◆ Directions for this task
Find each line that has the string "даже" and give the total, with nothing else.

◆ Task data
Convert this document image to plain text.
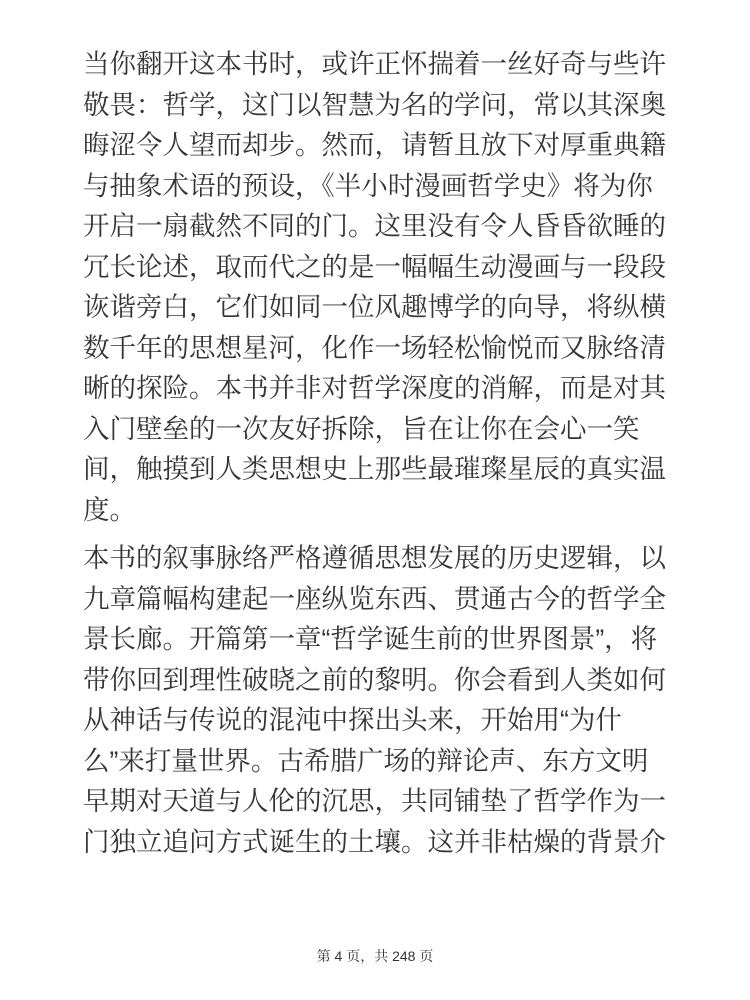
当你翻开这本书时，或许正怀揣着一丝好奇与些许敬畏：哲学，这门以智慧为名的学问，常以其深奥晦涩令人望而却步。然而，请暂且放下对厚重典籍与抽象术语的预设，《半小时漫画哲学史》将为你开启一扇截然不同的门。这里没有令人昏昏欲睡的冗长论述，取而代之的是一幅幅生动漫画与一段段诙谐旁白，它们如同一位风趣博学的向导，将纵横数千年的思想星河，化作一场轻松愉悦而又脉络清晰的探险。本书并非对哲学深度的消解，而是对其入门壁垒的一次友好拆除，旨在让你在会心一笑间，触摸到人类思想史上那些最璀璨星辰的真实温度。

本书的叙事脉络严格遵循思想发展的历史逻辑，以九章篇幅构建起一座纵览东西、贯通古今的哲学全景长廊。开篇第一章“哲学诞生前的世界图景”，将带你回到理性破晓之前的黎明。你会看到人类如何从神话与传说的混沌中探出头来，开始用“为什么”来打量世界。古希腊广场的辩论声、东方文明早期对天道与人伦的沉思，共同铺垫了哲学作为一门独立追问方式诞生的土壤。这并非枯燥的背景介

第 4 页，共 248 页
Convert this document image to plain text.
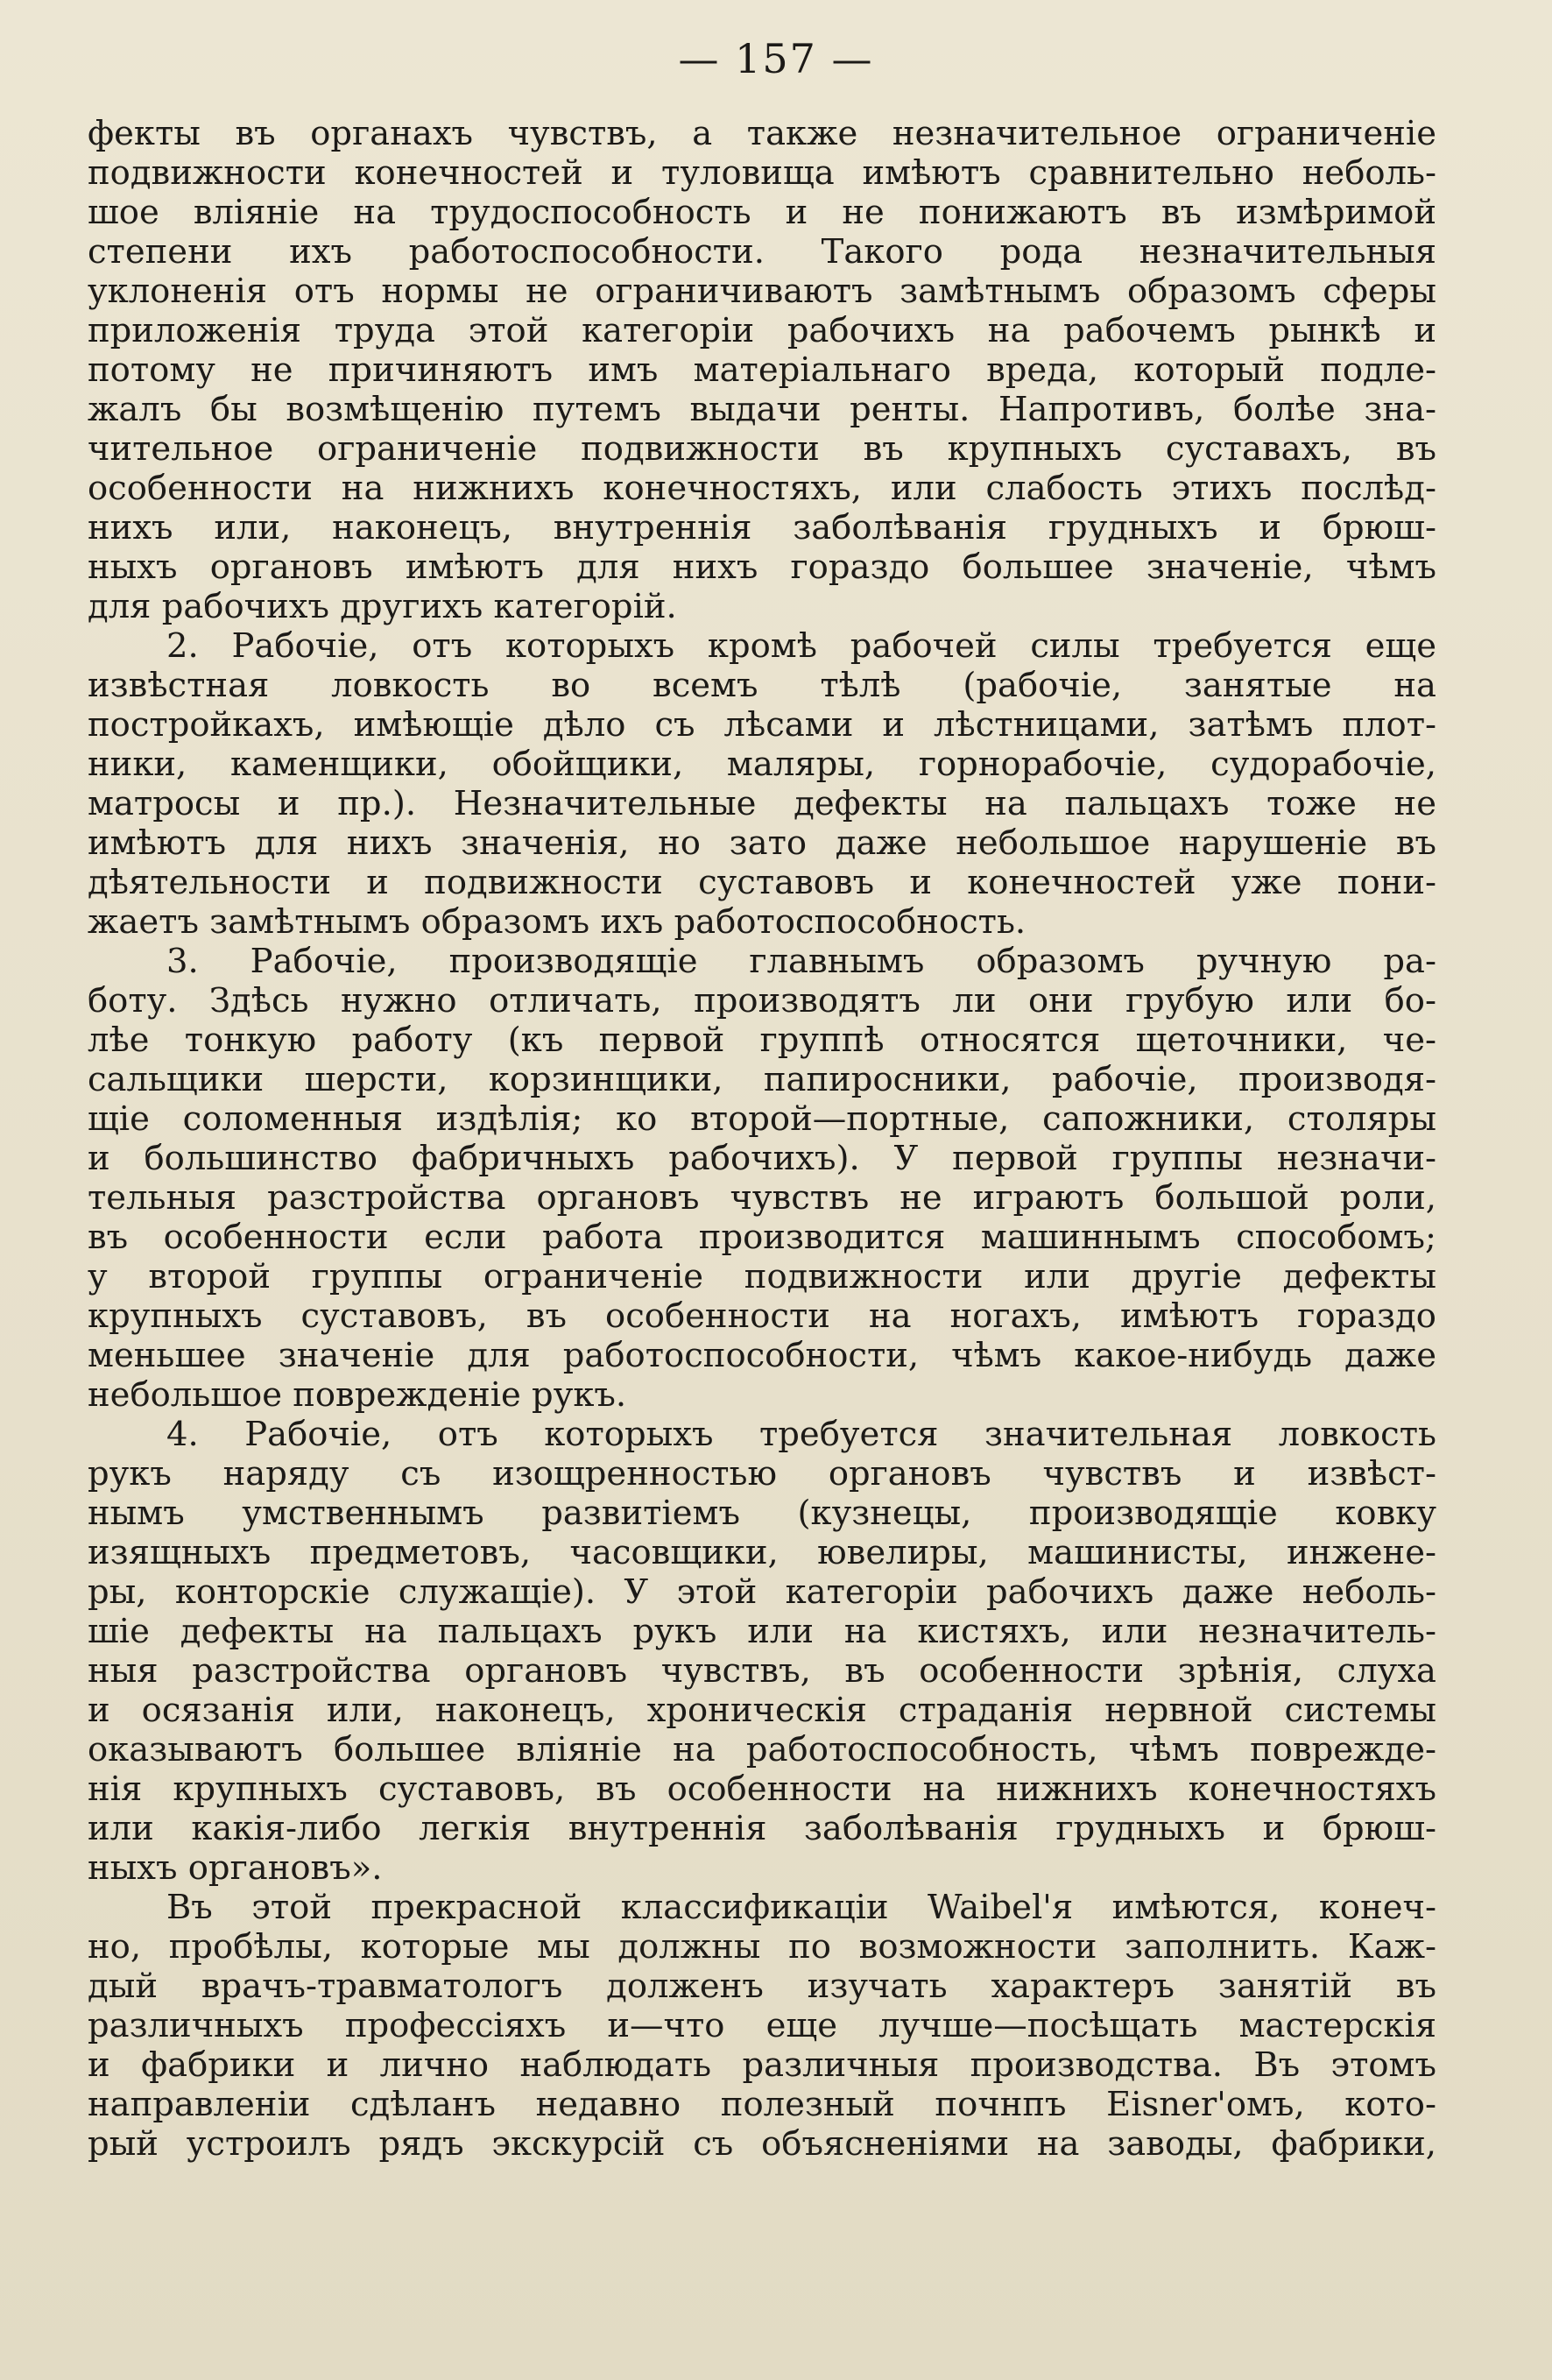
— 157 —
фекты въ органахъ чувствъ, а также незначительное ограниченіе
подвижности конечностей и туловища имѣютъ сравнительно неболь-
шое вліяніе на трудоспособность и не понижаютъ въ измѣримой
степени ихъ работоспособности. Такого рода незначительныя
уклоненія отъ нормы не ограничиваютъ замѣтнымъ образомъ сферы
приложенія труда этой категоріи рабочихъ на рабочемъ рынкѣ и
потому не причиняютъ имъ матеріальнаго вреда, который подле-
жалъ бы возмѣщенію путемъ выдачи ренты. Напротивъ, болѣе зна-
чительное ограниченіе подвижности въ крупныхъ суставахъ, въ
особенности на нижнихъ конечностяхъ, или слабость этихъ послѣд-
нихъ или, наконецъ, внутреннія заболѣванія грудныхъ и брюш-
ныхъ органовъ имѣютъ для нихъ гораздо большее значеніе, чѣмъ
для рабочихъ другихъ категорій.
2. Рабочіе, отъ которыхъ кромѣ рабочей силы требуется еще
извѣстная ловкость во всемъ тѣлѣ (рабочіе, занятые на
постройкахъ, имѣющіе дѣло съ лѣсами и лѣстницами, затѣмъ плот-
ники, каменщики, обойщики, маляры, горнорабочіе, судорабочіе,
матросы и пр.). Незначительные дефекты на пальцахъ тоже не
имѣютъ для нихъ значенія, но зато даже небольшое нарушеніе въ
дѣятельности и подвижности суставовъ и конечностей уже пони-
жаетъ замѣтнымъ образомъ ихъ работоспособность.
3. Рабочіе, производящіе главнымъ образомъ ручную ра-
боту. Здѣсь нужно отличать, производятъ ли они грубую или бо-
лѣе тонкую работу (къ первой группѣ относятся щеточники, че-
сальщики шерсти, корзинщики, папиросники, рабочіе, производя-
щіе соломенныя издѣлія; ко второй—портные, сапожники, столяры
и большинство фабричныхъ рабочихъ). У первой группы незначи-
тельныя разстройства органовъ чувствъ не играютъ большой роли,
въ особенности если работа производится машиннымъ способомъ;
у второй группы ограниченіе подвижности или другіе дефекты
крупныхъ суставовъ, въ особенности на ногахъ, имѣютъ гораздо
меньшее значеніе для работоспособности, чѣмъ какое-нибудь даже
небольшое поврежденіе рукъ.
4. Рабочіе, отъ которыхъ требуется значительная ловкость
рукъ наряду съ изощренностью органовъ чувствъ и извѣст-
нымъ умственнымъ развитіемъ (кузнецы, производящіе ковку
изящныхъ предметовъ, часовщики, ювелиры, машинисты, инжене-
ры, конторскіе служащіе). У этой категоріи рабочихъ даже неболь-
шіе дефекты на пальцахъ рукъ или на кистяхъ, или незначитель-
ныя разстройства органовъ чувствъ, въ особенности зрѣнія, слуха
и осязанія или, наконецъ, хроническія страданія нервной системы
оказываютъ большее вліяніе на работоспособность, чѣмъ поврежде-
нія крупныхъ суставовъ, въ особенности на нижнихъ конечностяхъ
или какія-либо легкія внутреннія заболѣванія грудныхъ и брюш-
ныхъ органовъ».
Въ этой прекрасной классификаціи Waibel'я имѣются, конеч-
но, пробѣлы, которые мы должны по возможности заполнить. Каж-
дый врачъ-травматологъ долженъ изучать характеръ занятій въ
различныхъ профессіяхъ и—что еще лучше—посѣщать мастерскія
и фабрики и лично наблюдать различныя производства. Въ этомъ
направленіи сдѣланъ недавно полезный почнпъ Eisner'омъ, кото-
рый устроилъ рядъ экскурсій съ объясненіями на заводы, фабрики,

◆ Response
3